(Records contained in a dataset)

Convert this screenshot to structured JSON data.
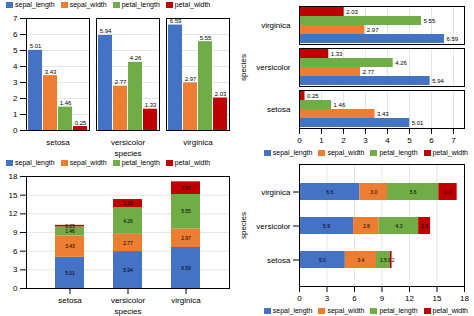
{
  "chart_data": [
    {
      "type": "bar",
      "categories": [
        "setosa",
        "versicolor",
        "virginica"
      ],
      "series": [
        {
          "name": "sepal_length",
          "color": "#4472c4",
          "values": [
            5.01,
            5.94,
            6.59
          ]
        },
        {
          "name": "sepal_width",
          "color": "#ed7d31",
          "values": [
            3.43,
            2.77,
            2.97
          ]
        },
        {
          "name": "petal_length",
          "color": "#70ad47",
          "values": [
            1.46,
            4.26,
            5.55
          ]
        },
        {
          "name": "petal_width",
          "color": "#c00000",
          "values": [
            0.25,
            1.33,
            2.03
          ]
        }
      ],
      "xlabel": "species",
      "ylim": [
        0,
        7
      ],
      "yticks": [
        0,
        1,
        2,
        3,
        4,
        5,
        6,
        7
      ],
      "grid": true,
      "legend": "upper left",
      "data_labels": true
    },
    {
      "type": "bar",
      "orientation": "horizontal",
      "categories": [
        "setosa",
        "versicolor",
        "virginica"
      ],
      "series": [
        {
          "name": "sepal_length",
          "color": "#4472c4",
          "values": [
            5.01,
            5.94,
            6.59
          ]
        },
        {
          "name": "sepal_width",
          "color": "#ed7d31",
          "values": [
            3.43,
            2.77,
            2.97
          ]
        },
        {
          "name": "petal_length",
          "color": "#70ad47",
          "values": [
            1.46,
            4.26,
            5.55
          ]
        },
        {
          "name": "petal_width",
          "color": "#c00000",
          "values": [
            0.25,
            1.33,
            2.03
          ]
        }
      ],
      "ylabel": "species",
      "xlim": [
        0,
        7.5
      ],
      "xticks": [
        0,
        1,
        2,
        3,
        4,
        5,
        6,
        7
      ],
      "grid": true,
      "legend": "lower right",
      "data_labels": true
    },
    {
      "type": "bar",
      "stacked": true,
      "categories": [
        "setosa",
        "versicolor",
        "virginica"
      ],
      "series": [
        {
          "name": "sepal_length",
          "color": "#4472c4",
          "values": [
            5.01,
            5.94,
            6.59
          ]
        },
        {
          "name": "sepal_width",
          "color": "#ed7d31",
          "values": [
            3.43,
            2.77,
            2.97
          ]
        },
        {
          "name": "petal_length",
          "color": "#70ad47",
          "values": [
            1.46,
            4.26,
            5.55
          ]
        },
        {
          "name": "petal_width",
          "color": "#c00000",
          "values": [
            0.25,
            1.33,
            2.03
          ]
        }
      ],
      "xlabel": "species",
      "ylim": [
        0,
        18
      ],
      "yticks": [
        0,
        3,
        6,
        9,
        12,
        15,
        18
      ],
      "grid": true,
      "legend": "upper left",
      "data_labels": true
    },
    {
      "type": "bar",
      "stacked": true,
      "orientation": "horizontal",
      "categories": [
        "setosa",
        "versicolor",
        "virginica"
      ],
      "series": [
        {
          "name": "sepal_length",
          "color": "#4472c4",
          "values": [
            5.0,
            5.9,
            6.6
          ],
          "value_labels": [
            "5.0",
            "5.9",
            "6.6"
          ]
        },
        {
          "name": "sepal_width",
          "color": "#ed7d31",
          "values": [
            3.4,
            2.8,
            3.0
          ],
          "value_labels": [
            "3.4",
            "2.8",
            "3.0"
          ]
        },
        {
          "name": "petal_length",
          "color": "#70ad47",
          "values": [
            1.5,
            4.3,
            5.6
          ],
          "value_labels": [
            "1.5",
            "4.3",
            "5.6"
          ]
        },
        {
          "name": "petal_width",
          "color": "#c00000",
          "values": [
            0.2,
            1.3,
            2.0
          ],
          "value_labels": [
            "0.2",
            "1.3",
            "2.0"
          ]
        }
      ],
      "ylabel": "species",
      "xlim": [
        0,
        18
      ],
      "xticks": [
        0,
        3,
        6,
        9,
        12,
        15,
        18
      ],
      "grid": true,
      "legend": "lower right",
      "data_labels": true
    }
  ]
}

# [Exercise directions]
Set down the records in full and exactly. Do not carry over any image.

# [Finished exercise]
Convert this screenshot to structured JSON data.
{
  "chart_data": [
    {
      "type": "bar",
      "categories": [
        "setosa",
        "versicolor",
        "virginica"
      ],
      "series": [
        {
          "name": "sepal_length",
          "color": "#4472c4",
          "values": [
            5.01,
            5.94,
            6.59
          ]
        },
        {
          "name": "sepal_width",
          "color": "#ed7d31",
          "values": [
            3.43,
            2.77,
            2.97
          ]
        },
        {
          "name": "petal_length",
          "color": "#70ad47",
          "values": [
            1.46,
            4.26,
            5.55
          ]
        },
        {
          "name": "petal_width",
          "color": "#c00000",
          "values": [
            0.25,
            1.33,
            2.03
          ]
        }
      ],
      "xlabel": "species",
      "ylim": [
        0,
        7
      ],
      "yticks": [
        0,
        1,
        2,
        3,
        4,
        5,
        6,
        7
      ],
      "grid": true,
      "legend": "upper left",
      "data_labels": true
    },
    {
      "type": "bar",
      "orientation": "horizontal",
      "categories": [
        "setosa",
        "versicolor",
        "virginica"
      ],
      "series": [
        {
          "name": "sepal_length",
          "color": "#4472c4",
          "values": [
            5.01,
            5.94,
            6.59
          ]
        },
        {
          "name": "sepal_width",
          "color": "#ed7d31",
          "values": [
            3.43,
            2.77,
            2.97
          ]
        },
        {
          "name": "petal_length",
          "color": "#70ad47",
          "values": [
            1.46,
            4.26,
            5.55
          ]
        },
        {
          "name": "petal_width",
          "color": "#c00000",
          "values": [
            0.25,
            1.33,
            2.03
          ]
        }
      ],
      "ylabel": "species",
      "xlim": [
        0,
        7.5
      ],
      "xticks": [
        0,
        1,
        2,
        3,
        4,
        5,
        6,
        7
      ],
      "grid": true,
      "legend": "lower right",
      "data_labels": true
    },
    {
      "type": "bar",
      "stacked": true,
      "categories": [
        "setosa",
        "versicolor",
        "virginica"
      ],
      "series": [
        {
          "name": "sepal_length",
          "color": "#4472c4",
          "values": [
            5.01,
            5.94,
            6.59
          ]
        },
        {
          "name": "sepal_width",
          "color": "#ed7d31",
          "values": [
            3.43,
            2.77,
            2.97
          ]
        },
        {
          "name": "petal_length",
          "color": "#70ad47",
          "values": [
            1.46,
            4.26,
            5.55
          ]
        },
        {
          "name": "petal_width",
          "color": "#c00000",
          "values": [
            0.25,
            1.33,
            2.03
          ]
        }
      ],
      "xlabel": "species",
      "ylim": [
        0,
        18
      ],
      "yticks": [
        0,
        3,
        6,
        9,
        12,
        15,
        18
      ],
      "grid": true,
      "legend": "upper left",
      "data_labels": true
    },
    {
      "type": "bar",
      "stacked": true,
      "orientation": "horizontal",
      "categories": [
        "setosa",
        "versicolor",
        "virginica"
      ],
      "series": [
        {
          "name": "sepal_length",
          "color": "#4472c4",
          "values": [
            5.0,
            5.9,
            6.6
          ],
          "value_labels": [
            "5.0",
            "5.9",
            "6.6"
          ]
        },
        {
          "name": "sepal_width",
          "color": "#ed7d31",
          "values": [
            3.4,
            2.8,
            3.0
          ],
          "value_labels": [
            "3.4",
            "2.8",
            "3.0"
          ]
        },
        {
          "name": "petal_length",
          "color": "#70ad47",
          "values": [
            1.5,
            4.3,
            5.6
          ],
          "value_labels": [
            "1.5",
            "4.3",
            "5.6"
          ]
        },
        {
          "name": "petal_width",
          "color": "#c00000",
          "values": [
            0.2,
            1.3,
            2.0
          ],
          "value_labels": [
            "0.2",
            "1.3",
            "2.0"
          ]
        }
      ],
      "ylabel": "species",
      "xlim": [
        0,
        18
      ],
      "xticks": [
        0,
        3,
        6,
        9,
        12,
        15,
        18
      ],
      "grid": true,
      "legend": "lower right",
      "data_labels": true
    }
  ]
}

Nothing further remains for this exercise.